## Exercise aim
Tally how many lines of these entries hold the string "baby". Return the number alone.

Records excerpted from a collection
#####

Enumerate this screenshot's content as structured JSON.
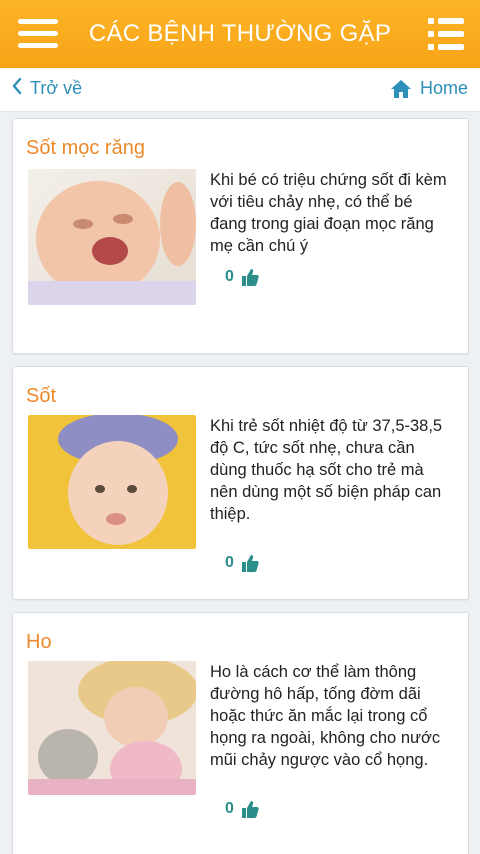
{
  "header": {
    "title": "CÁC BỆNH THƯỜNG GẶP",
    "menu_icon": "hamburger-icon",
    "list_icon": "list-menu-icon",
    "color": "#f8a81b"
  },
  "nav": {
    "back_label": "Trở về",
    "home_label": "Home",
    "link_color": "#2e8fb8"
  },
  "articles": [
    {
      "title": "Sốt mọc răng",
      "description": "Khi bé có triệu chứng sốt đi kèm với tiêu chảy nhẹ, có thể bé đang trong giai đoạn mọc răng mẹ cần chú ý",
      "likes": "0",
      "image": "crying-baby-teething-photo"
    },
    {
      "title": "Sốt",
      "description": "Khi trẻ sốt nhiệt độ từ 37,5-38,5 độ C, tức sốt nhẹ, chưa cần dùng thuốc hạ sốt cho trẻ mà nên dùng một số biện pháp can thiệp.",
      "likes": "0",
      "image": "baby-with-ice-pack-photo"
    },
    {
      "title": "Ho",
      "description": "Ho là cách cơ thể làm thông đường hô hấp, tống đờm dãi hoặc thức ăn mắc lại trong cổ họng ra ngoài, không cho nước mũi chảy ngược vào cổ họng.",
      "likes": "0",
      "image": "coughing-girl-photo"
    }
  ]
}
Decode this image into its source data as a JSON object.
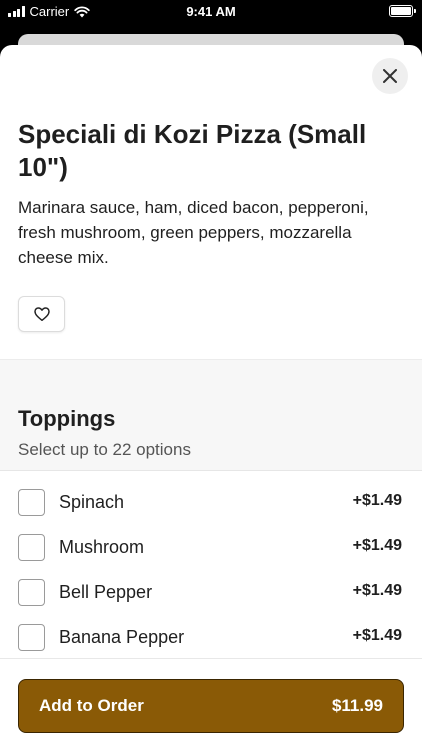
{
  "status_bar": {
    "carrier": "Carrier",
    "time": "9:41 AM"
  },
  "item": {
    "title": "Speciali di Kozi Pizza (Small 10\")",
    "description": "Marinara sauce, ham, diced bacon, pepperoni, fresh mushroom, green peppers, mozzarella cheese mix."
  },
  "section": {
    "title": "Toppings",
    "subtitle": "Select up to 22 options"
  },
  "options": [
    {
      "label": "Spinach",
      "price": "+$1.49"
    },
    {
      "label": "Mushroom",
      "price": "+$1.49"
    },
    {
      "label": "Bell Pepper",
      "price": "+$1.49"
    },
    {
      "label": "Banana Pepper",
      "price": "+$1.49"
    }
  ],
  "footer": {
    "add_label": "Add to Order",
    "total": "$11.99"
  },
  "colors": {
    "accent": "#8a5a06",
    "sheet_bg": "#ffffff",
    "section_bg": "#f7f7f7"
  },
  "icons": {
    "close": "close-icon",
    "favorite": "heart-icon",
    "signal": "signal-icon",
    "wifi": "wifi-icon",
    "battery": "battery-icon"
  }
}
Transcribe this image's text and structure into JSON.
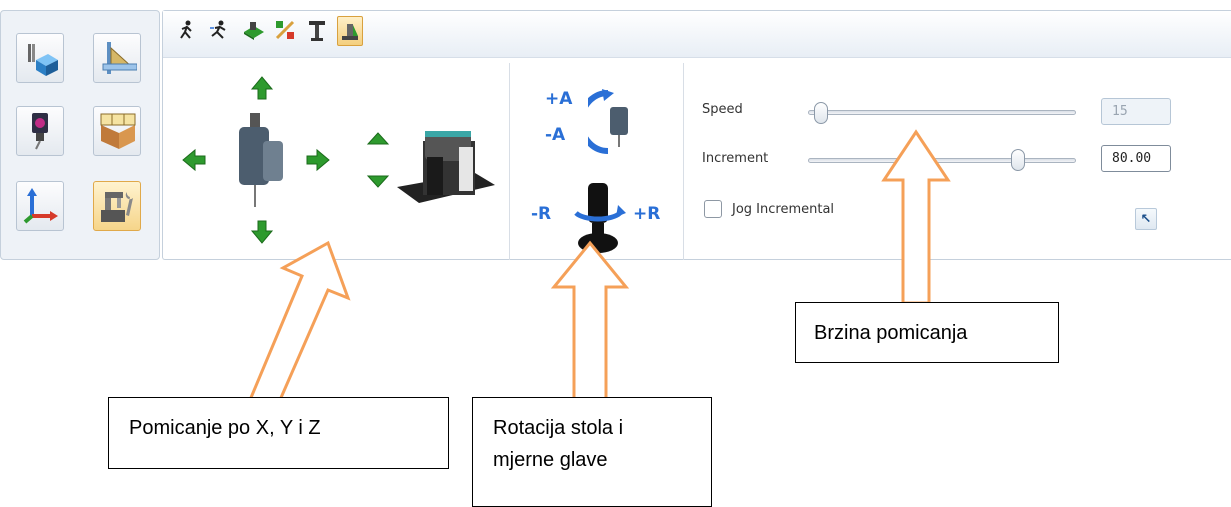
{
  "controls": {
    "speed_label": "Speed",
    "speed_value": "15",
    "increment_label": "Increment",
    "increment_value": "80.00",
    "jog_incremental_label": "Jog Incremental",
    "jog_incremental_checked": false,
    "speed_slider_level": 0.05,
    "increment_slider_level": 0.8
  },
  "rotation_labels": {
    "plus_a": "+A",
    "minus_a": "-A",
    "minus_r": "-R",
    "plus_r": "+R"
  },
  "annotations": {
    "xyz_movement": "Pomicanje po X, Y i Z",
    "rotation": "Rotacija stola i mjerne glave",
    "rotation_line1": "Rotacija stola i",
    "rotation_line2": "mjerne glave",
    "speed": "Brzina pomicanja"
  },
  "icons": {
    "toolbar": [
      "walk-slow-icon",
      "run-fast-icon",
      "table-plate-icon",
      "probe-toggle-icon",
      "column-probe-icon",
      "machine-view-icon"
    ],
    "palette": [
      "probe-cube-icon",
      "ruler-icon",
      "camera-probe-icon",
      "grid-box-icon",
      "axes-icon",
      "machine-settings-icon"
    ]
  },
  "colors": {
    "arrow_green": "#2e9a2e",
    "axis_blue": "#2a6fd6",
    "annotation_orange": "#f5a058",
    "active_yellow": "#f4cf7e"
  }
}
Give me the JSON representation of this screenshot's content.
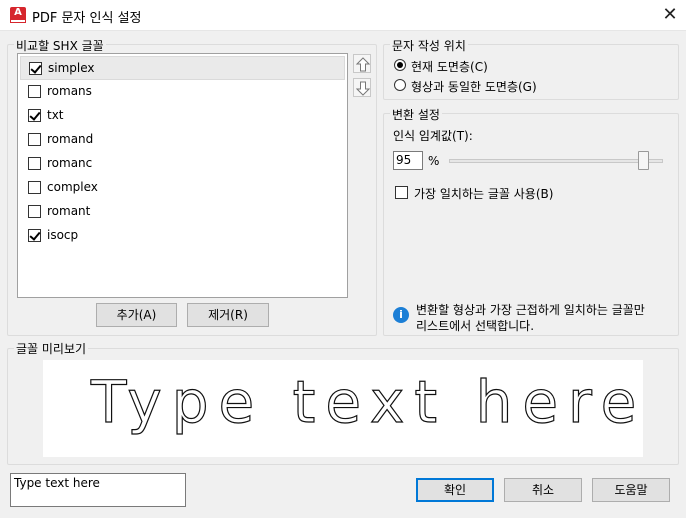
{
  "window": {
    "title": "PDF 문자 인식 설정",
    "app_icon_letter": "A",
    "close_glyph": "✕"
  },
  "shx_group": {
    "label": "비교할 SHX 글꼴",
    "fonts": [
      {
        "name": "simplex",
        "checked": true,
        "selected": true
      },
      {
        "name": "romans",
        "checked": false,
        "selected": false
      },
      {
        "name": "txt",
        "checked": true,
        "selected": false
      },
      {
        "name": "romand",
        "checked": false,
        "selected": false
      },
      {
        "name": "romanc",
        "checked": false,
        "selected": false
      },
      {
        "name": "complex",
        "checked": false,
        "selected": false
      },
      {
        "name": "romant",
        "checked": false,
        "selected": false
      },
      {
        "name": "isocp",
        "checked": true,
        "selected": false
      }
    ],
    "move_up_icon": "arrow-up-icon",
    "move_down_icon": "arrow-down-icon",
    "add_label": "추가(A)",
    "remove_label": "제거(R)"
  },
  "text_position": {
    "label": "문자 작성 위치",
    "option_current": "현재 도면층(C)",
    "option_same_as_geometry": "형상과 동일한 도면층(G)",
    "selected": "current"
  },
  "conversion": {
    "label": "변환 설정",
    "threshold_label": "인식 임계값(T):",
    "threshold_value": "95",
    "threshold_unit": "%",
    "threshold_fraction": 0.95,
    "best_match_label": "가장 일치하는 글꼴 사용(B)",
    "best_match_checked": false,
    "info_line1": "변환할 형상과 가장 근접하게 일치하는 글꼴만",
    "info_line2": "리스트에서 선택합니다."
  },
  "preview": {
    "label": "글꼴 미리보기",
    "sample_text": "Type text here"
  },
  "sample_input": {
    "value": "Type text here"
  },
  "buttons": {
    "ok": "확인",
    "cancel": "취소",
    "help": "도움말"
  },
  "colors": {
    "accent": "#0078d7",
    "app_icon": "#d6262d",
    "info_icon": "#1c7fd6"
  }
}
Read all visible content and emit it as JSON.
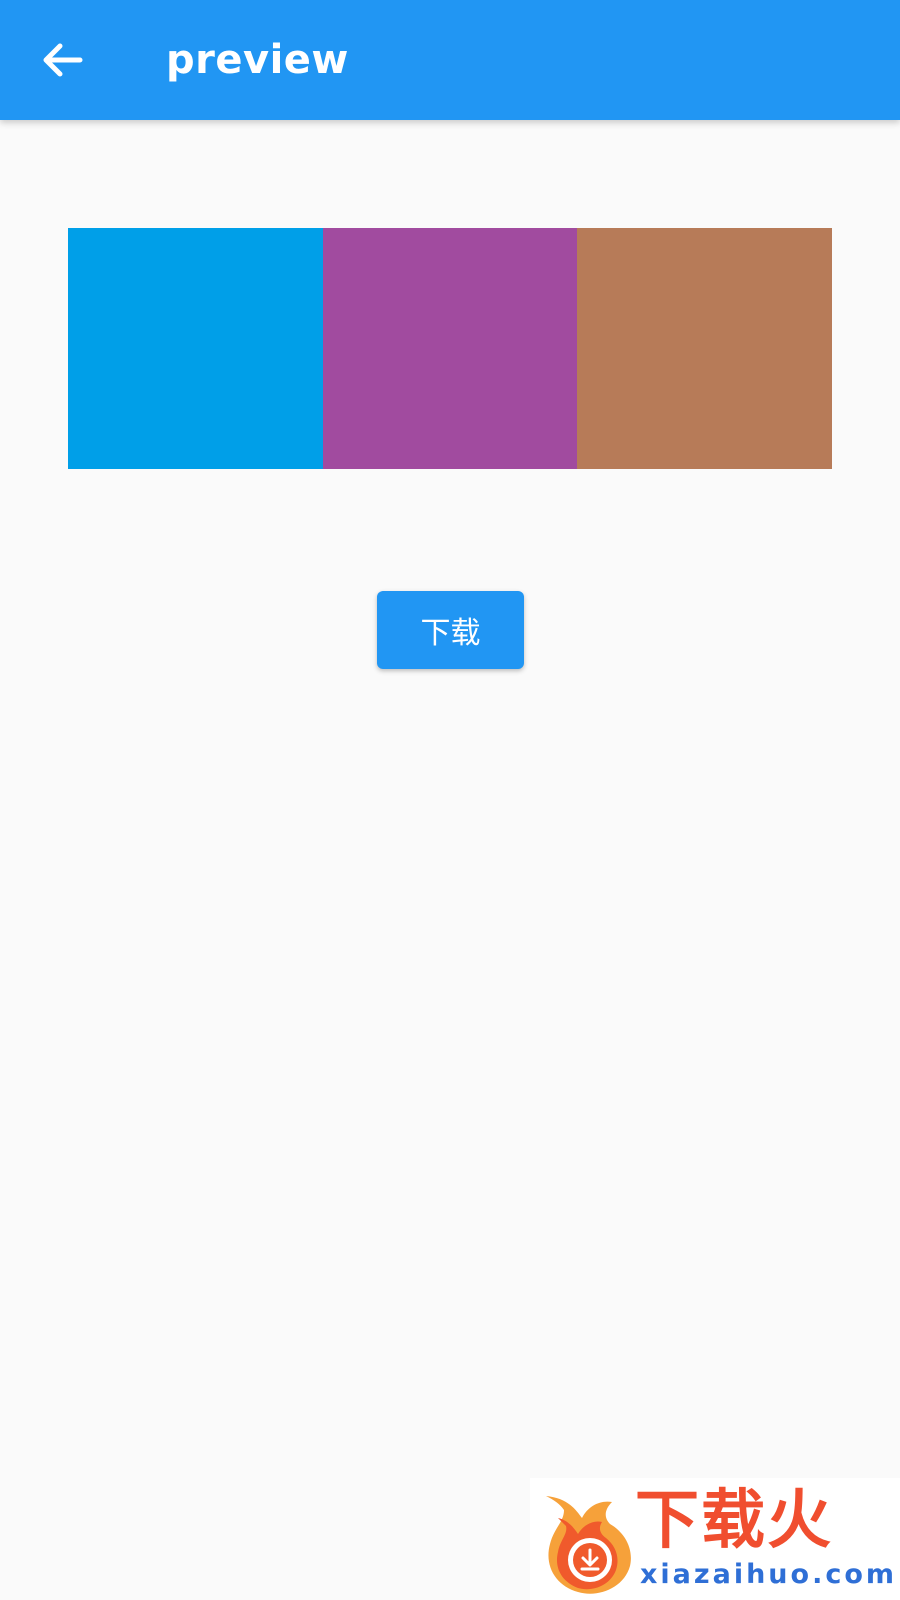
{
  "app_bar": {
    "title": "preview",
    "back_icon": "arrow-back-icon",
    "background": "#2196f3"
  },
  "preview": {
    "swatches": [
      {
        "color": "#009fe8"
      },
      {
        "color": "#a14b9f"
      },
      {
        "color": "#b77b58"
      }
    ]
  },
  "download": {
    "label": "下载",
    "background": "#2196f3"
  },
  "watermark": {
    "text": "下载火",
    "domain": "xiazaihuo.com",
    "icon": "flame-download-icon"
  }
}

#####

## Exercise result
2